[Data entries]
[START]
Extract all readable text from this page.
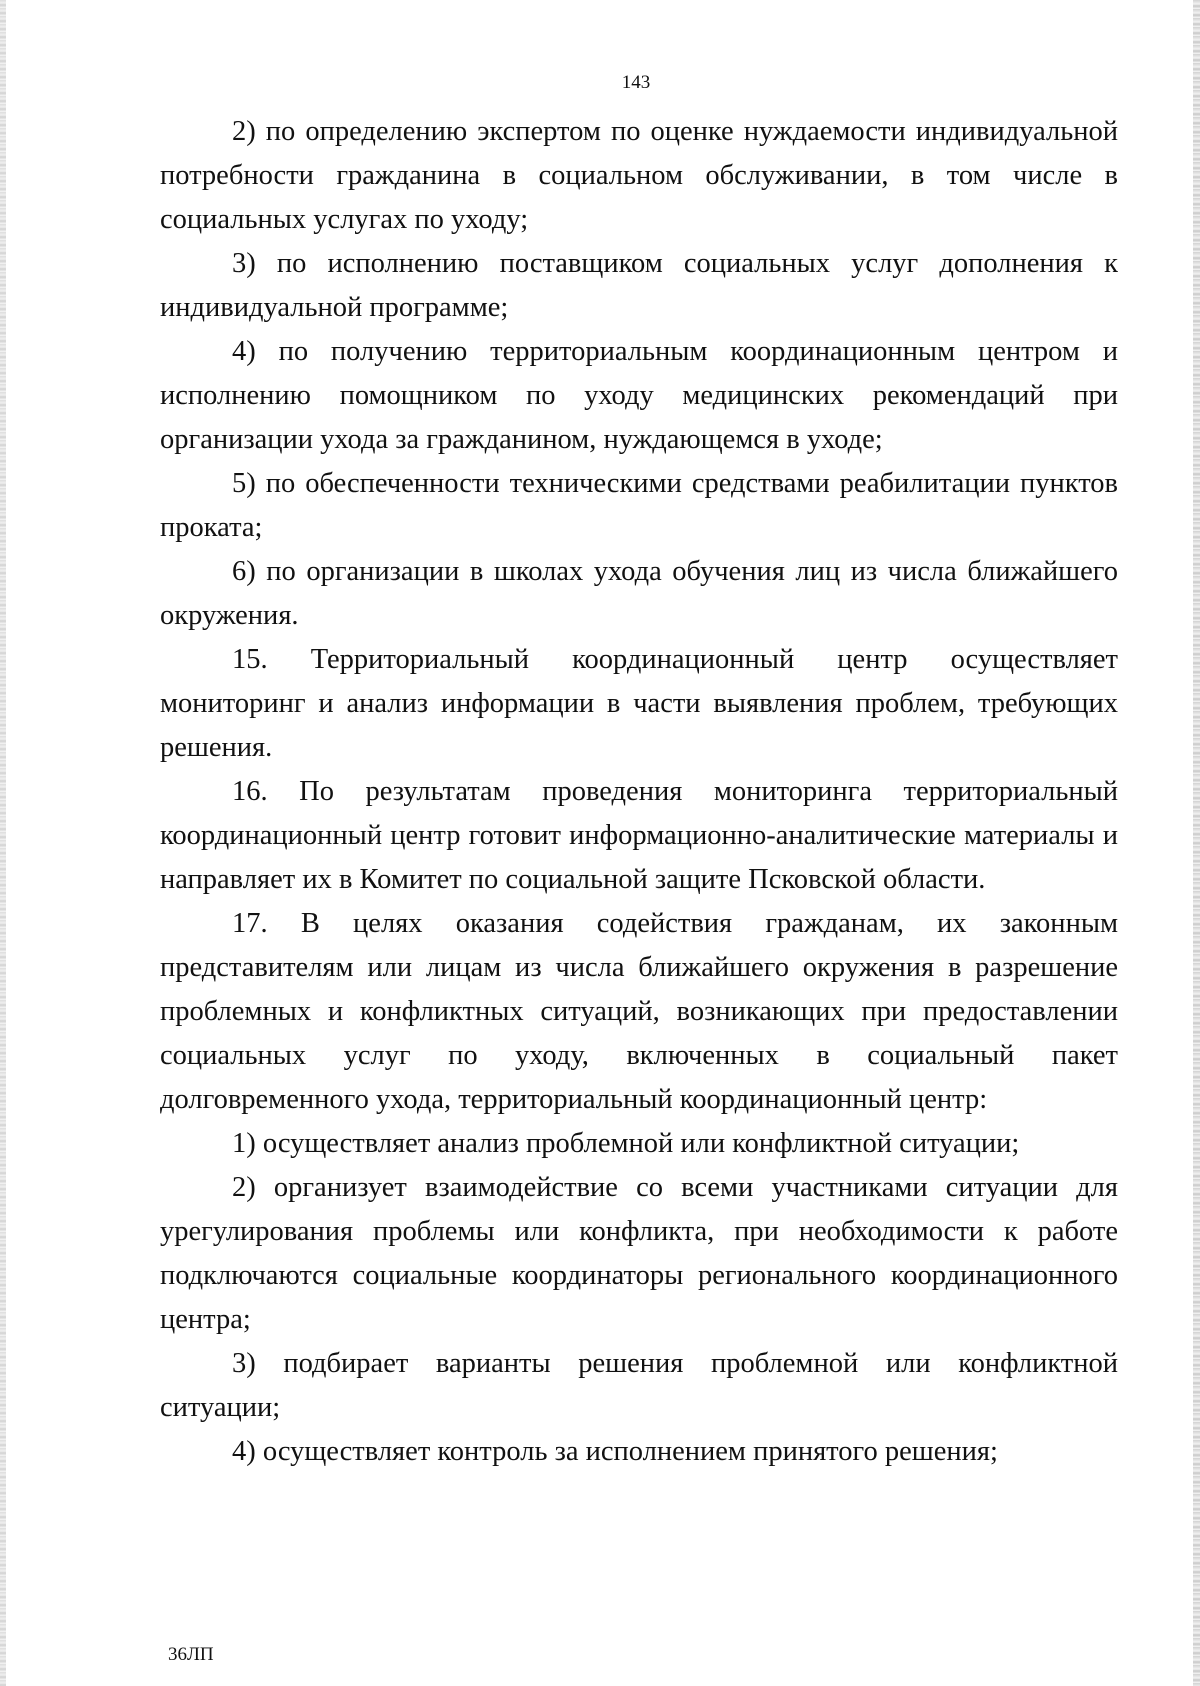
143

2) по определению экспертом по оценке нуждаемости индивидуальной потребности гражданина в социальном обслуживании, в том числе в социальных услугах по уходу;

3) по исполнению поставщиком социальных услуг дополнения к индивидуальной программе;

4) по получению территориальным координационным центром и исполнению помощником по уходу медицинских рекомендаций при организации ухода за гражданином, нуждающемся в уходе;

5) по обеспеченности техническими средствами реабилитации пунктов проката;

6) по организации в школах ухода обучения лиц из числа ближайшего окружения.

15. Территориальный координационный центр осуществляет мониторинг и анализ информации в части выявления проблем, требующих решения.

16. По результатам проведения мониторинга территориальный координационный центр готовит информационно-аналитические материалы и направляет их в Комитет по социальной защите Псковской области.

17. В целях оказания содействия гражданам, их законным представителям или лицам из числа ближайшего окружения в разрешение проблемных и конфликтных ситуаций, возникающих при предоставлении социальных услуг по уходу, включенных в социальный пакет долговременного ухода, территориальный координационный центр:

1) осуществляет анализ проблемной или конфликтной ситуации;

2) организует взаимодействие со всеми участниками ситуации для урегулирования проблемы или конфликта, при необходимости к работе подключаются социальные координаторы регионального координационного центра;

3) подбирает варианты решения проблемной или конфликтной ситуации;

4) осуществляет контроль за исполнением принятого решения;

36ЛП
[END]
## The task
Read the entries and select each line where the word "решения" is found.

## Task response
15. Территориальный координационный центр осуществляет мониторинг и анализ информации в части выявления проблем, требующих решения.
3) подбирает варианты решения проблемной или конфликтной ситуации;
4) осуществляет контроль за исполнением принятого решения;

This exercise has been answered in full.